▸ Exercise brief:
Print the data verbatim, from its first line through the line containing "y-axis-label-char: r bbox=[9, 233, 12, 242]", with both of those lines included.

▸ Given data:

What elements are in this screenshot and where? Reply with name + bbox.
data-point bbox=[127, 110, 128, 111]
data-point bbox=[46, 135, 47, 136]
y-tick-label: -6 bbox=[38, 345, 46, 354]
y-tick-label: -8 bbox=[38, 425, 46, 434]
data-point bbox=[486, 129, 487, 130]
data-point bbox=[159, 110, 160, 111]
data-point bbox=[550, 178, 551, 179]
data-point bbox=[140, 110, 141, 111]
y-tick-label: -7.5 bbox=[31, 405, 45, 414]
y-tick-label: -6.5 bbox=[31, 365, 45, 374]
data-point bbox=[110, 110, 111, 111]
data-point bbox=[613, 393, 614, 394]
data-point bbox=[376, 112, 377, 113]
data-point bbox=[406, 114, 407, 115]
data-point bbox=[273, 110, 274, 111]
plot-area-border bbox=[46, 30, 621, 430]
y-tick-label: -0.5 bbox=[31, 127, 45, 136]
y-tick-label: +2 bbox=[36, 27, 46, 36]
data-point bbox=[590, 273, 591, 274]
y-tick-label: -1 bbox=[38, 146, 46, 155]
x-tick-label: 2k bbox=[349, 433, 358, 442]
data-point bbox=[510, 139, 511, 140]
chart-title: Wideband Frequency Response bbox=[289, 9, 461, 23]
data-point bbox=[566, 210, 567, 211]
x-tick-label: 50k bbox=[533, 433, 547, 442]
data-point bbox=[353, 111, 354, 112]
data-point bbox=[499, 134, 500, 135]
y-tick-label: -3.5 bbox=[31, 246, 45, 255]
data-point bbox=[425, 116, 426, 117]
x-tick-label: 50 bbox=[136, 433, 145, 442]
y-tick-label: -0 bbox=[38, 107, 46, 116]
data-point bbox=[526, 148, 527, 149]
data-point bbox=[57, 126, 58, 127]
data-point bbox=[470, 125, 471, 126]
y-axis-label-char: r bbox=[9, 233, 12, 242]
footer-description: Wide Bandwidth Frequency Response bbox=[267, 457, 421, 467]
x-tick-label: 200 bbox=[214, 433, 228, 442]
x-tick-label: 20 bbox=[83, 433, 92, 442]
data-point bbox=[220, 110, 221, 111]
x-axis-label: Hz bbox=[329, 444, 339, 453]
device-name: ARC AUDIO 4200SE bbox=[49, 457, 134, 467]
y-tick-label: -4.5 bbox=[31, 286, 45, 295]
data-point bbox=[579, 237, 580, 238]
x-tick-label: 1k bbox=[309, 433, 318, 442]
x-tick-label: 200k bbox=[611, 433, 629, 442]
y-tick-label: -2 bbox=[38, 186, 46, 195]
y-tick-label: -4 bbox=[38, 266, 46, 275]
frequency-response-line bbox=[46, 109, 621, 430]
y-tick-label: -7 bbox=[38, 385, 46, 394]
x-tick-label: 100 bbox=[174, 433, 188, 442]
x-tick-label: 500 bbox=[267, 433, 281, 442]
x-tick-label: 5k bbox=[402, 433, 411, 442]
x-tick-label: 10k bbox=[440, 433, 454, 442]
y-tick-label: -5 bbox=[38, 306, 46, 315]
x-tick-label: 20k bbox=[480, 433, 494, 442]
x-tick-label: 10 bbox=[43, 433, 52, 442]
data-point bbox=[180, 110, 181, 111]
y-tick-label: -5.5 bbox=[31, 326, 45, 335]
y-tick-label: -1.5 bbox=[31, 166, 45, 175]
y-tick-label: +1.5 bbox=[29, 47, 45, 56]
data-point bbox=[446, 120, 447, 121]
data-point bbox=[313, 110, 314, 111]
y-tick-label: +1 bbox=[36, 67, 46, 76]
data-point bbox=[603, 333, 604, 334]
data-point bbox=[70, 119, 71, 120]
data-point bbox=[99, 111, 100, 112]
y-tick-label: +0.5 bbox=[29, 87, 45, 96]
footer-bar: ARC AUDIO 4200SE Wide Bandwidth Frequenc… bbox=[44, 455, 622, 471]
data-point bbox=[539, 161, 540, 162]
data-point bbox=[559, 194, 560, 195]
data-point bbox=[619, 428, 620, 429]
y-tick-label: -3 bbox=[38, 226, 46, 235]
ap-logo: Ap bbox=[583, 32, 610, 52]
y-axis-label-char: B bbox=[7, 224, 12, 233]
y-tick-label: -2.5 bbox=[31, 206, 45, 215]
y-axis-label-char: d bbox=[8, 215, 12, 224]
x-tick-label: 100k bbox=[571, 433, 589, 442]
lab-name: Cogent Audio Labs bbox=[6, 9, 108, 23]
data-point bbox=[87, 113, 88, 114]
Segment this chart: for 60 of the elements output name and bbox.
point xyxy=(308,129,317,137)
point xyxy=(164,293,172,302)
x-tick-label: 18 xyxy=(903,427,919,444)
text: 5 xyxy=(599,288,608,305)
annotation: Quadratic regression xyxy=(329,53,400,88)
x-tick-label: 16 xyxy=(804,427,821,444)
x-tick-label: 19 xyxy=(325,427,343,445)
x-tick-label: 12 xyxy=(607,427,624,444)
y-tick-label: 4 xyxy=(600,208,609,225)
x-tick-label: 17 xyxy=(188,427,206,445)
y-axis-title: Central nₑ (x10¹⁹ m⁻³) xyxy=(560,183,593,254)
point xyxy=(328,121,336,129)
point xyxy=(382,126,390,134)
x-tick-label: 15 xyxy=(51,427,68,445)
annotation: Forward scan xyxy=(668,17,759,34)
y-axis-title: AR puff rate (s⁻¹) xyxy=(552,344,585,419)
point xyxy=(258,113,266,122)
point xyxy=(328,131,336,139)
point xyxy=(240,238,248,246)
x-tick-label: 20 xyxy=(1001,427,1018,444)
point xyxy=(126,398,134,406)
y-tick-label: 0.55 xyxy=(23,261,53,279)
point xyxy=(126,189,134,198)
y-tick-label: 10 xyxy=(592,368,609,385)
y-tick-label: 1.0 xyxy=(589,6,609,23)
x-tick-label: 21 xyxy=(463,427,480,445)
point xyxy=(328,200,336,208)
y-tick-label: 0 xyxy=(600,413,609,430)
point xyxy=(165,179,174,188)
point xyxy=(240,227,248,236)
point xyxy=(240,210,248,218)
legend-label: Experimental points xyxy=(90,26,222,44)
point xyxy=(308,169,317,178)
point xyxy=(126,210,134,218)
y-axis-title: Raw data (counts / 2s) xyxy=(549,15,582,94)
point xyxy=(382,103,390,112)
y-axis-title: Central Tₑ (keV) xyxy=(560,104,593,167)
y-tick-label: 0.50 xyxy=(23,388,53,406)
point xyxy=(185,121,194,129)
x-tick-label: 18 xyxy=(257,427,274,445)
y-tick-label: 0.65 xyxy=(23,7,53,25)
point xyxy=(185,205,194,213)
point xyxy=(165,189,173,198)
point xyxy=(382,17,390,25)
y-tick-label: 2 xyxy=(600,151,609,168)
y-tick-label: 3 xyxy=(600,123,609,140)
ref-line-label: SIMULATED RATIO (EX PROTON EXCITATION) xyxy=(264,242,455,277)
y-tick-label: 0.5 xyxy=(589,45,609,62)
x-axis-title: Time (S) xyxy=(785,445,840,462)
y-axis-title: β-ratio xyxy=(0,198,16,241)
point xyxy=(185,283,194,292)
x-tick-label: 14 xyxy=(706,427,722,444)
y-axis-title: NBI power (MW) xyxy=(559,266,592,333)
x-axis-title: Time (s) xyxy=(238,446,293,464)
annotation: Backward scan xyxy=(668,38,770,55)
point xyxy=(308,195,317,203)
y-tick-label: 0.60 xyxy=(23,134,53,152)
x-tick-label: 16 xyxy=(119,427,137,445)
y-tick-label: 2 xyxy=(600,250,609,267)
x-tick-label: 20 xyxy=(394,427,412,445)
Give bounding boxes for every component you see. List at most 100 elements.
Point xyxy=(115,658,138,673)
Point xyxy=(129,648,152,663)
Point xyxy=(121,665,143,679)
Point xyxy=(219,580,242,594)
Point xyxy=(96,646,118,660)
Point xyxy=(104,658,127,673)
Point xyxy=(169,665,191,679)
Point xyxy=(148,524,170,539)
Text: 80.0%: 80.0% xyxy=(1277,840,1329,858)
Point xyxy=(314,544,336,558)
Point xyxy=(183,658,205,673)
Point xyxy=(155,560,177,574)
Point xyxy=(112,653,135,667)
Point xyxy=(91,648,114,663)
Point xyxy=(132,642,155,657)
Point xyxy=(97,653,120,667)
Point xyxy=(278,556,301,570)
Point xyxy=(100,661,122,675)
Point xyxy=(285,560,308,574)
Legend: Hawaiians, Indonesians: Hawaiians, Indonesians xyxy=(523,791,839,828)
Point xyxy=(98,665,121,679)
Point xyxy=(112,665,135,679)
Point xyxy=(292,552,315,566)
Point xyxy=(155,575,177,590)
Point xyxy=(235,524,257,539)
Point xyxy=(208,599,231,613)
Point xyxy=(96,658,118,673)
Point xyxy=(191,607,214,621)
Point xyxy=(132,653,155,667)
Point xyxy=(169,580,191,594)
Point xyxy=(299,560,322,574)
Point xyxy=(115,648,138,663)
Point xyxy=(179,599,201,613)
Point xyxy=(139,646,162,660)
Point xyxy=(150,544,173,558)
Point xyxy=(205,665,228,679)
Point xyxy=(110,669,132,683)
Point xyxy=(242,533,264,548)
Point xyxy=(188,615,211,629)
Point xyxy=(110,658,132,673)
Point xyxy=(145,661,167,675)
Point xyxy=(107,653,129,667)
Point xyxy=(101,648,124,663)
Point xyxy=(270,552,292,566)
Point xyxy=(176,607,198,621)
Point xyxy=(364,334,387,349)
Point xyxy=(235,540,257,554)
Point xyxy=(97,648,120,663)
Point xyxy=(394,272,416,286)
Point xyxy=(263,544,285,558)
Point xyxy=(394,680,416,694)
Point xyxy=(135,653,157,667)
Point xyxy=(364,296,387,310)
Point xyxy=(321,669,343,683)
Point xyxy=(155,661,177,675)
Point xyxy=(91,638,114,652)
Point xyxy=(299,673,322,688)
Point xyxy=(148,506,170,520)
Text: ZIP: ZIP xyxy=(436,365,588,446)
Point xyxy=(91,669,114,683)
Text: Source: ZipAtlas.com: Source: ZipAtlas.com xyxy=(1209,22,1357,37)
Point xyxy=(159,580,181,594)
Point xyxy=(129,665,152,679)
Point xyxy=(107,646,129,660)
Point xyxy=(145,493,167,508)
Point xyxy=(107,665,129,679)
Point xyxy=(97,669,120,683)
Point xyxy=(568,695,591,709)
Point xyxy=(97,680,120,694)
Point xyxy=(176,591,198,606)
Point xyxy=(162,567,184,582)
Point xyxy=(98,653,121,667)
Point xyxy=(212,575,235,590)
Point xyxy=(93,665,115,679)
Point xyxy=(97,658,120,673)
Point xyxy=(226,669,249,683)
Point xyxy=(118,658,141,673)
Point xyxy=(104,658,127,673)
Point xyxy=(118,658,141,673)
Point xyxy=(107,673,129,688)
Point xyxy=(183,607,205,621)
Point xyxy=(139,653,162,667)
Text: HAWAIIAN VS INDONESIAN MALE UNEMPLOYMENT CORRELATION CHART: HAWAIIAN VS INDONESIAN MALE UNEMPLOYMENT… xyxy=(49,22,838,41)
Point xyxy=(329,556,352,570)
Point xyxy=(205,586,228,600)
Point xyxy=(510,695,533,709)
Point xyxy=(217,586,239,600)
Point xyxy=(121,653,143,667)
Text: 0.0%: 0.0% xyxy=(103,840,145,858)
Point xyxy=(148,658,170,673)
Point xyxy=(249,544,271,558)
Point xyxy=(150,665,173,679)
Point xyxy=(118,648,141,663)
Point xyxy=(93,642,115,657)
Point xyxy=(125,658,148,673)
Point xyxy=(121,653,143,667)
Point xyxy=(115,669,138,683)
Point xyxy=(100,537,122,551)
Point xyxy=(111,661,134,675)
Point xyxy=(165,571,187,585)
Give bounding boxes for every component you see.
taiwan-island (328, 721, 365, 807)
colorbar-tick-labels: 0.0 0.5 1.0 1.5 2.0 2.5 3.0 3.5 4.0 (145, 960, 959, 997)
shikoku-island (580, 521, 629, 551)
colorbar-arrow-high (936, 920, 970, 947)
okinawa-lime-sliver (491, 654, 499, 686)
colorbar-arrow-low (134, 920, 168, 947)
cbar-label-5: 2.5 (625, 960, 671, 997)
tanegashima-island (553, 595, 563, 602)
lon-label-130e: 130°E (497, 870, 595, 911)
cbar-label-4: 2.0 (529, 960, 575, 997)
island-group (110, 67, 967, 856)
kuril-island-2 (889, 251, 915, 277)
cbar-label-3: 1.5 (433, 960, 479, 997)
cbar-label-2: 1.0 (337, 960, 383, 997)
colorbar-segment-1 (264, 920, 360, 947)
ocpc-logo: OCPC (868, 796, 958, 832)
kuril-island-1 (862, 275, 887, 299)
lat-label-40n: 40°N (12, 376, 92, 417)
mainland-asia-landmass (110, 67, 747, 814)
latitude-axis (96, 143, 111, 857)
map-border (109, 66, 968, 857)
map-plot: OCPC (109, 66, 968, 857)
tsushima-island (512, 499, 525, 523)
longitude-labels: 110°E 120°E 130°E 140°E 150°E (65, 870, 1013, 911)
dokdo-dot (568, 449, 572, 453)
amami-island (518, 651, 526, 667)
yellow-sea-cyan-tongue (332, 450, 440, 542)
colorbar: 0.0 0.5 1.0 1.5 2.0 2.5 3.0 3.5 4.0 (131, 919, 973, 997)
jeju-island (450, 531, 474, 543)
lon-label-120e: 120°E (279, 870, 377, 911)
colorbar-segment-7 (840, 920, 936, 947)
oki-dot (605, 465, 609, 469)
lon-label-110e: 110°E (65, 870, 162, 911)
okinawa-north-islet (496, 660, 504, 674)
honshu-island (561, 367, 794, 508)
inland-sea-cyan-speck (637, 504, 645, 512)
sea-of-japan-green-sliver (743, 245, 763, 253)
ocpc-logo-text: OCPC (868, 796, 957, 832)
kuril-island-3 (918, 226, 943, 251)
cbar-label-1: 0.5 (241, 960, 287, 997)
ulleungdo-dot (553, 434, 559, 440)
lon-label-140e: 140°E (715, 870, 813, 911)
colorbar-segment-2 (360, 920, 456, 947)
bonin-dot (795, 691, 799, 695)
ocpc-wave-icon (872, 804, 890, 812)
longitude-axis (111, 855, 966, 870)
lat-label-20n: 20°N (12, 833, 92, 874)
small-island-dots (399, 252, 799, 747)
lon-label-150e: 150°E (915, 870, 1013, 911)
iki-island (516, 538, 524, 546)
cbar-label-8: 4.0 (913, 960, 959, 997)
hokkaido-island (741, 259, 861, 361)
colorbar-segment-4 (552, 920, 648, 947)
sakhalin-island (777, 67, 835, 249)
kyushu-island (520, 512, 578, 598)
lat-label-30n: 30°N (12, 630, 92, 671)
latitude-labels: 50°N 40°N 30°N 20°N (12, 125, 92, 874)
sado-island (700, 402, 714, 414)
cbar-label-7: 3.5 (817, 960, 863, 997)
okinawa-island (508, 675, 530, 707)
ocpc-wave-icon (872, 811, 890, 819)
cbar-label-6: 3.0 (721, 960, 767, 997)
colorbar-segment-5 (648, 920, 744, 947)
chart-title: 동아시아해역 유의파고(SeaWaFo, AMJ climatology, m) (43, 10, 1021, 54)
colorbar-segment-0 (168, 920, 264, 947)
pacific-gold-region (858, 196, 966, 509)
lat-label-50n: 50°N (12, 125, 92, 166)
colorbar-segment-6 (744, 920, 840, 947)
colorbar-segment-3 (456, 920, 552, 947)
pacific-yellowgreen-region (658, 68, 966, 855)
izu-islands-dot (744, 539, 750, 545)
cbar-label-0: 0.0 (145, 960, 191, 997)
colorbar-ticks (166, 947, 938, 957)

▸ Finished answer:
What elements are in this screenshot and where? Reply with name + bbox.
data-point bbox=[127, 110, 128, 111]
data-point bbox=[46, 135, 47, 136]
y-tick-label: -6 bbox=[38, 345, 46, 354]
y-tick-label: -8 bbox=[38, 425, 46, 434]
data-point bbox=[486, 129, 487, 130]
data-point bbox=[159, 110, 160, 111]
data-point bbox=[550, 178, 551, 179]
data-point bbox=[140, 110, 141, 111]
y-tick-label: -7.5 bbox=[31, 405, 45, 414]
y-tick-label: -6.5 bbox=[31, 365, 45, 374]
data-point bbox=[110, 110, 111, 111]
data-point bbox=[613, 393, 614, 394]
data-point bbox=[376, 112, 377, 113]
data-point bbox=[406, 114, 407, 115]
data-point bbox=[273, 110, 274, 111]
plot-area-border bbox=[46, 30, 621, 430]
y-tick-label: -0.5 bbox=[31, 127, 45, 136]
y-tick-label: +2 bbox=[36, 27, 46, 36]
data-point bbox=[590, 273, 591, 274]
y-tick-label: -1 bbox=[38, 146, 46, 155]
x-tick-label: 2k bbox=[349, 433, 358, 442]
data-point bbox=[510, 139, 511, 140]
chart-title: Wideband Frequency Response bbox=[289, 9, 461, 23]
data-point bbox=[566, 210, 567, 211]
x-tick-label: 50k bbox=[533, 433, 547, 442]
data-point bbox=[353, 111, 354, 112]
data-point bbox=[499, 134, 500, 135]
y-tick-label: -3.5 bbox=[31, 246, 45, 255]
data-point bbox=[425, 116, 426, 117]
x-tick-label: 50 bbox=[136, 433, 145, 442]
y-tick-label: -0 bbox=[38, 107, 46, 116]
data-point bbox=[526, 148, 527, 149]
data-point bbox=[57, 126, 58, 127]
data-point bbox=[470, 125, 471, 126]
y-axis-label-char: r bbox=[9, 233, 12, 242]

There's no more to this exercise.